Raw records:
###

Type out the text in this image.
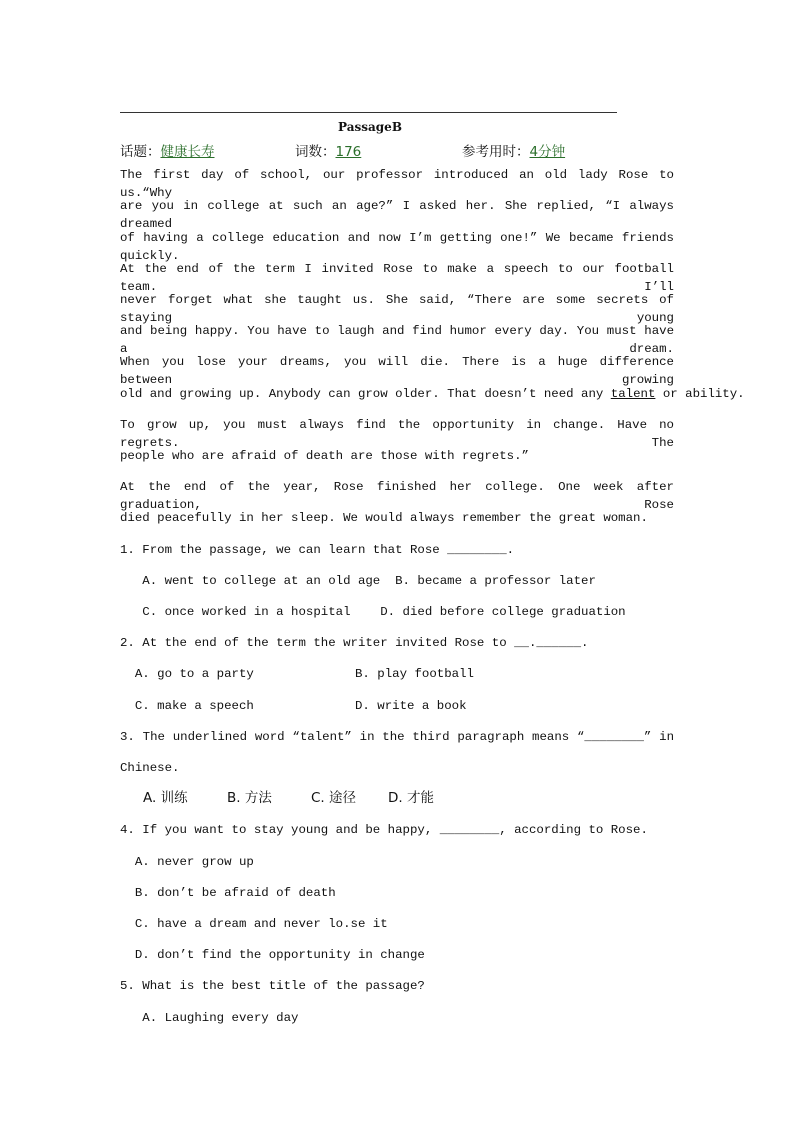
PassageB
话题：健康长寿	词数：176	参考用时：4分钟
The first day of school, our professor introduced an old lady Rose to us.“Why
are you in college at such an age?” I asked her. She replied, “I always dreamed
of having a college education and now I’m getting one!” We became friends quickly.
At the end of the term I invited Rose to make a speech to our football team. I’ll
never forget what she taught us. She said, “There are some secrets of staying young
and being happy. You have to laugh and find humor every day. You must have a dream.
When you lose your dreams, you will die. There is a huge difference between growing
old and growing up. Anybody can grow older. That doesn’t need any talent or ability.
To grow up, you must always find the opportunity in change. Have no regrets. The
people who are afraid of death are those with regrets.”
At the end of the year, Rose finished her college. One week after graduation, Rose
died peacefully in her sleep. We would always remember the great woman.
1. From the passage, we can learn that Rose ________.
A. went to college at an old age  B. became a professor later
C. once worked in a hospital    D. died before college graduation
2. At the end of the term the writer invited Rose to __.______.
A. go to a party	B. play football
C. make a speech	D. write a book
3. The underlined word “talent” in the third paragraph means “________” in
Chinese.
A. 训练	B. 方法	C. 途径 D. 才能
4. If you want to stay young and be happy, ________, according to Rose.
A. never grow up
B. don’t be afraid of death
C. have a dream and never lo.se it
D. don’t find the opportunity in change
5. What is the best title of the passage?
A. Laughing every day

###

(WHAT IS BEING ASKED) Only the number is wanted: how many lines of the material above include the word "talent"?

(WORKED ANSWER) 2